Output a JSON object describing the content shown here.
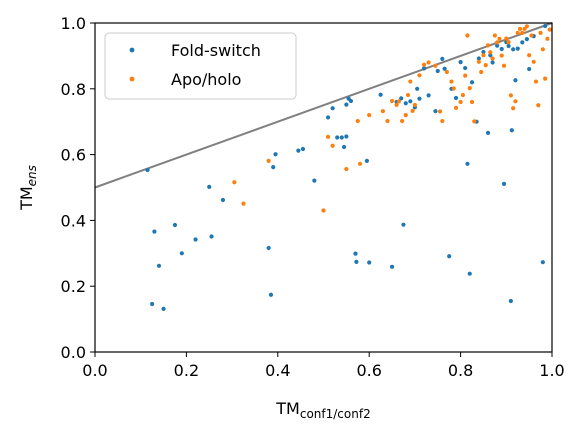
{
  "chart_data": {
    "type": "scatter",
    "xlabel": {
      "main": "TM",
      "sub": "conf1/conf2"
    },
    "ylabel": {
      "main": "TM",
      "sub": "ens"
    },
    "xlim": [
      0.0,
      1.0
    ],
    "ylim": [
      0.0,
      1.0
    ],
    "xticks": [
      "0.0",
      "0.2",
      "0.4",
      "0.6",
      "0.8",
      "1.0"
    ],
    "yticks": [
      "0.0",
      "0.2",
      "0.4",
      "0.6",
      "0.8",
      "1.0"
    ],
    "grid": false,
    "legend_position": "top-left",
    "reference_line": {
      "points": [
        [
          0.0,
          0.5
        ],
        [
          1.0,
          1.0
        ]
      ],
      "color": "#808080"
    },
    "series": [
      {
        "name": "Fold-switch",
        "color": "#1f77b4",
        "points": [
          [
            0.115,
            0.553
          ],
          [
            0.125,
            0.146
          ],
          [
            0.13,
            0.366
          ],
          [
            0.14,
            0.262
          ],
          [
            0.15,
            0.131
          ],
          [
            0.175,
            0.386
          ],
          [
            0.19,
            0.3
          ],
          [
            0.22,
            0.342
          ],
          [
            0.25,
            0.502
          ],
          [
            0.255,
            0.351
          ],
          [
            0.28,
            0.462
          ],
          [
            0.38,
            0.316
          ],
          [
            0.385,
            0.174
          ],
          [
            0.39,
            0.562
          ],
          [
            0.395,
            0.601
          ],
          [
            0.445,
            0.612
          ],
          [
            0.455,
            0.617
          ],
          [
            0.48,
            0.521
          ],
          [
            0.51,
            0.713
          ],
          [
            0.52,
            0.741
          ],
          [
            0.53,
            0.652
          ],
          [
            0.54,
            0.652
          ],
          [
            0.545,
            0.623
          ],
          [
            0.55,
            0.752
          ],
          [
            0.55,
            0.655
          ],
          [
            0.555,
            0.77
          ],
          [
            0.56,
            0.763
          ],
          [
            0.57,
            0.299
          ],
          [
            0.572,
            0.274
          ],
          [
            0.595,
            0.581
          ],
          [
            0.6,
            0.272
          ],
          [
            0.625,
            0.782
          ],
          [
            0.65,
            0.259
          ],
          [
            0.66,
            0.76
          ],
          [
            0.67,
            0.771
          ],
          [
            0.675,
            0.387
          ],
          [
            0.68,
            0.756
          ],
          [
            0.69,
            0.762
          ],
          [
            0.7,
            0.744
          ],
          [
            0.705,
            0.8
          ],
          [
            0.71,
            0.77
          ],
          [
            0.72,
            0.862
          ],
          [
            0.73,
            0.78
          ],
          [
            0.745,
            0.732
          ],
          [
            0.75,
            0.854
          ],
          [
            0.76,
            0.891
          ],
          [
            0.765,
            0.861
          ],
          [
            0.775,
            0.291
          ],
          [
            0.78,
            0.8
          ],
          [
            0.79,
            0.772
          ],
          [
            0.8,
            0.881
          ],
          [
            0.81,
            0.863
          ],
          [
            0.815,
            0.572
          ],
          [
            0.82,
            0.238
          ],
          [
            0.825,
            0.82
          ],
          [
            0.835,
            0.7
          ],
          [
            0.84,
            0.892
          ],
          [
            0.85,
            0.912
          ],
          [
            0.86,
            0.666
          ],
          [
            0.865,
            0.902
          ],
          [
            0.87,
            0.88
          ],
          [
            0.88,
            0.931
          ],
          [
            0.89,
            0.921
          ],
          [
            0.895,
            0.511
          ],
          [
            0.9,
            0.942
          ],
          [
            0.905,
            0.93
          ],
          [
            0.91,
            0.155
          ],
          [
            0.912,
            0.674
          ],
          [
            0.915,
            0.92
          ],
          [
            0.92,
            0.826
          ],
          [
            0.925,
            0.922
          ],
          [
            0.935,
            0.941
          ],
          [
            0.945,
            0.951
          ],
          [
            0.95,
            0.86
          ],
          [
            0.96,
            0.96
          ],
          [
            0.98,
            0.273
          ],
          [
            0.985,
            0.991
          ]
        ]
      },
      {
        "name": "Apo/holo",
        "color": "#ff7f0e",
        "points": [
          [
            0.305,
            0.516
          ],
          [
            0.325,
            0.451
          ],
          [
            0.38,
            0.581
          ],
          [
            0.5,
            0.43
          ],
          [
            0.51,
            0.654
          ],
          [
            0.52,
            0.627
          ],
          [
            0.55,
            0.556
          ],
          [
            0.575,
            0.702
          ],
          [
            0.58,
            0.572
          ],
          [
            0.6,
            0.72
          ],
          [
            0.63,
            0.732
          ],
          [
            0.64,
            0.702
          ],
          [
            0.65,
            0.763
          ],
          [
            0.66,
            0.751
          ],
          [
            0.665,
            0.762
          ],
          [
            0.672,
            0.702
          ],
          [
            0.68,
            0.72
          ],
          [
            0.685,
            0.781
          ],
          [
            0.69,
            0.822
          ],
          [
            0.695,
            0.733
          ],
          [
            0.7,
            0.751
          ],
          [
            0.71,
            0.841
          ],
          [
            0.72,
            0.873
          ],
          [
            0.73,
            0.88
          ],
          [
            0.745,
            0.87
          ],
          [
            0.755,
            0.731
          ],
          [
            0.76,
            0.702
          ],
          [
            0.77,
            0.851
          ],
          [
            0.78,
            0.822
          ],
          [
            0.785,
            0.801
          ],
          [
            0.79,
            0.742
          ],
          [
            0.8,
            0.76
          ],
          [
            0.805,
            0.781
          ],
          [
            0.81,
            0.84
          ],
          [
            0.815,
            0.962
          ],
          [
            0.82,
            0.802
          ],
          [
            0.825,
            0.76
          ],
          [
            0.83,
            0.701
          ],
          [
            0.84,
            0.882
          ],
          [
            0.845,
            0.851
          ],
          [
            0.85,
            0.902
          ],
          [
            0.855,
            0.872
          ],
          [
            0.86,
            0.932
          ],
          [
            0.865,
            0.911
          ],
          [
            0.87,
            0.892
          ],
          [
            0.875,
            0.962
          ],
          [
            0.88,
            0.941
          ],
          [
            0.885,
            0.952
          ],
          [
            0.89,
            0.901
          ],
          [
            0.895,
            0.87
          ],
          [
            0.9,
            0.953
          ],
          [
            0.905,
            0.942
          ],
          [
            0.91,
            0.78
          ],
          [
            0.915,
            0.741
          ],
          [
            0.92,
            0.762
          ],
          [
            0.925,
            0.97
          ],
          [
            0.93,
            0.982
          ],
          [
            0.935,
            0.97
          ],
          [
            0.94,
            0.982
          ],
          [
            0.945,
            0.99
          ],
          [
            0.95,
            0.902
          ],
          [
            0.955,
            0.962
          ],
          [
            0.96,
            0.882
          ],
          [
            0.965,
            0.822
          ],
          [
            0.97,
            0.75
          ],
          [
            0.975,
            0.97
          ],
          [
            0.98,
            0.92
          ],
          [
            0.985,
            0.831
          ],
          [
            0.99,
            0.952
          ],
          [
            0.995,
            0.98
          ]
        ]
      }
    ]
  }
}
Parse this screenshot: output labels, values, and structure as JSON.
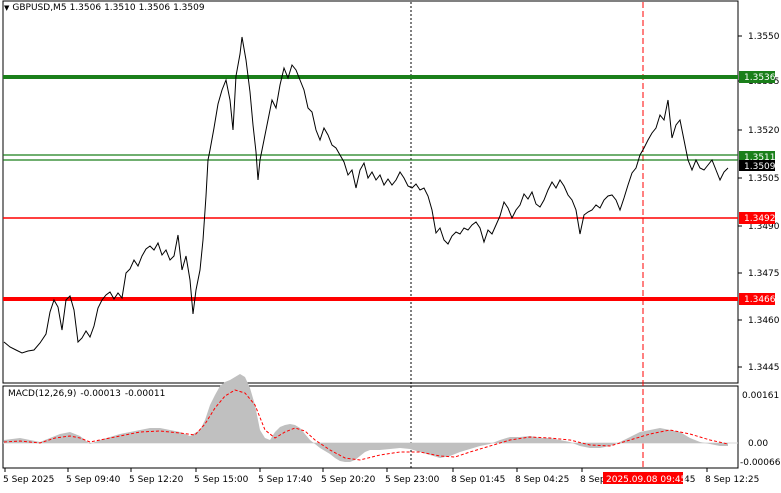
{
  "header": {
    "symbol": "GBPUSD,M5",
    "open": "1.3506",
    "high": "1.3510",
    "low": "1.3506",
    "close": "1.3509"
  },
  "macd": {
    "label": "MACD(12,26,9)",
    "main": "-0.00013",
    "signal": "-0.00011",
    "axis_labels": [
      "0.00161",
      "0.00",
      "-0.00066"
    ]
  },
  "price_axis": {
    "ticks": [
      "1.3550",
      "1.3535",
      "1.3520",
      "1.3505",
      "1.3490",
      "1.3475",
      "1.3460",
      "1.3445"
    ]
  },
  "levels": [
    {
      "name": "resistance-high",
      "label": "1.3536",
      "color": "#1a7f1a"
    },
    {
      "name": "resistance-low",
      "label": "1.3511",
      "color": "#1a7f1a"
    },
    {
      "name": "current-bid",
      "label": "1.3509",
      "color": "#000000"
    },
    {
      "name": "support-high",
      "label": "1.3492",
      "color": "#ff0000"
    },
    {
      "name": "support-low",
      "label": "1.3466",
      "color": "#ff0000"
    }
  ],
  "time_axis": {
    "labels": [
      "5 Sep 2025",
      "5 Sep 09:40",
      "5 Sep 12:20",
      "5 Sep 15:00",
      "5 Sep 17:40",
      "5 Sep 20:20",
      "5 Sep 23:00",
      "8 Sep 01:45",
      "8 Sep 04:25",
      "8 Sep",
      "45",
      "8 Sep 12:25"
    ],
    "highlight": "2025.09.08 09:45"
  },
  "colors": {
    "green_level": "#1a7f1a",
    "red_level": "#ff0000",
    "histogram": "#c0c0c0",
    "signal_line": "#ff0000",
    "price_line": "#000000"
  }
}
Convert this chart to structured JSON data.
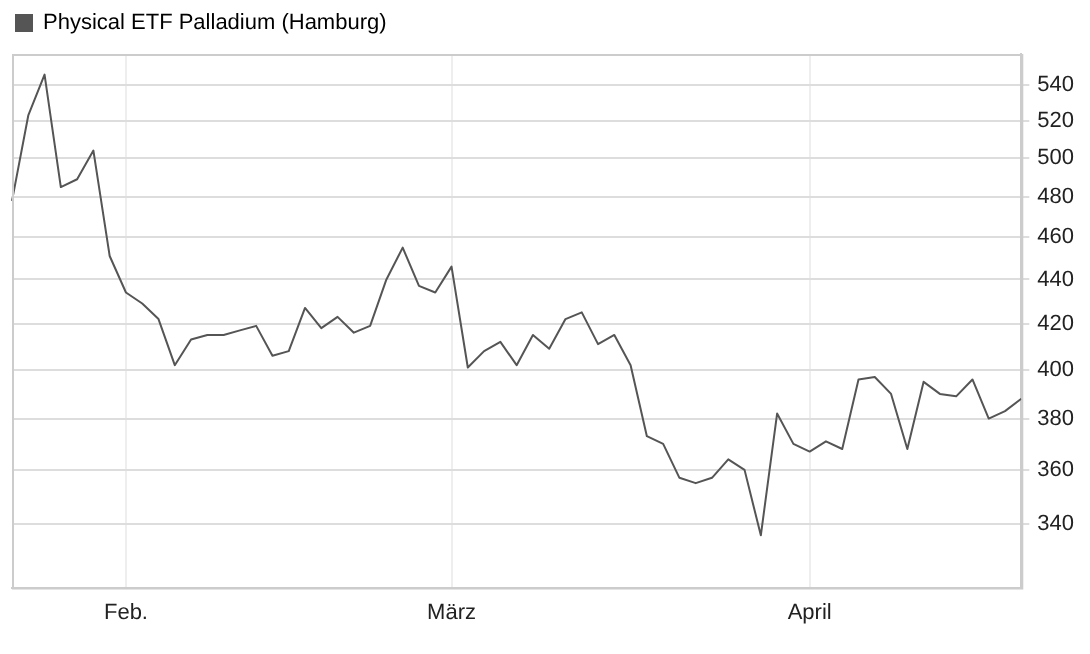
{
  "chart_data": {
    "type": "line",
    "categories": [
      null,
      null,
      null,
      null,
      null,
      null,
      null,
      "Feb.",
      null,
      null,
      null,
      null,
      null,
      null,
      null,
      null,
      null,
      null,
      null,
      null,
      null,
      null,
      null,
      null,
      null,
      null,
      null,
      "März",
      null,
      null,
      null,
      null,
      null,
      null,
      null,
      null,
      null,
      null,
      null,
      null,
      null,
      null,
      null,
      null,
      null,
      null,
      null,
      null,
      null,
      "April",
      null,
      null,
      null,
      null,
      null,
      null,
      null,
      null,
      null,
      null,
      null,
      null,
      null
    ],
    "series": [
      {
        "name": "Physical ETF Palladium (Hamburg)",
        "color": "#555555",
        "values": [
          478,
          523,
          546,
          485,
          489,
          504,
          451,
          434,
          429,
          422,
          402,
          413,
          415,
          415,
          417,
          419,
          406,
          408,
          427,
          418,
          423,
          416,
          419,
          440,
          455,
          437,
          434,
          446,
          401,
          408,
          412,
          402,
          415,
          409,
          422,
          425,
          411,
          415,
          402,
          373,
          370,
          357,
          355,
          357,
          364,
          360,
          336,
          382,
          370,
          367,
          371,
          368,
          396,
          397,
          390,
          368,
          395,
          390,
          389,
          396,
          380,
          383,
          388
        ]
      }
    ],
    "ylim": [
      318,
      558
    ],
    "yticks": [
      340,
      360,
      380,
      400,
      420,
      440,
      460,
      480,
      500,
      520,
      540
    ],
    "log": true,
    "grid": true,
    "legend": "top left",
    "marker": "none",
    "line_style": "solid"
  }
}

================

**Objective:** Using the listing above, return all lines where the word "this" occurs.

**Full answer:**
Parse this screenshot: output labels, values, and structure as JSON.
Convert this chart to structured JSON data.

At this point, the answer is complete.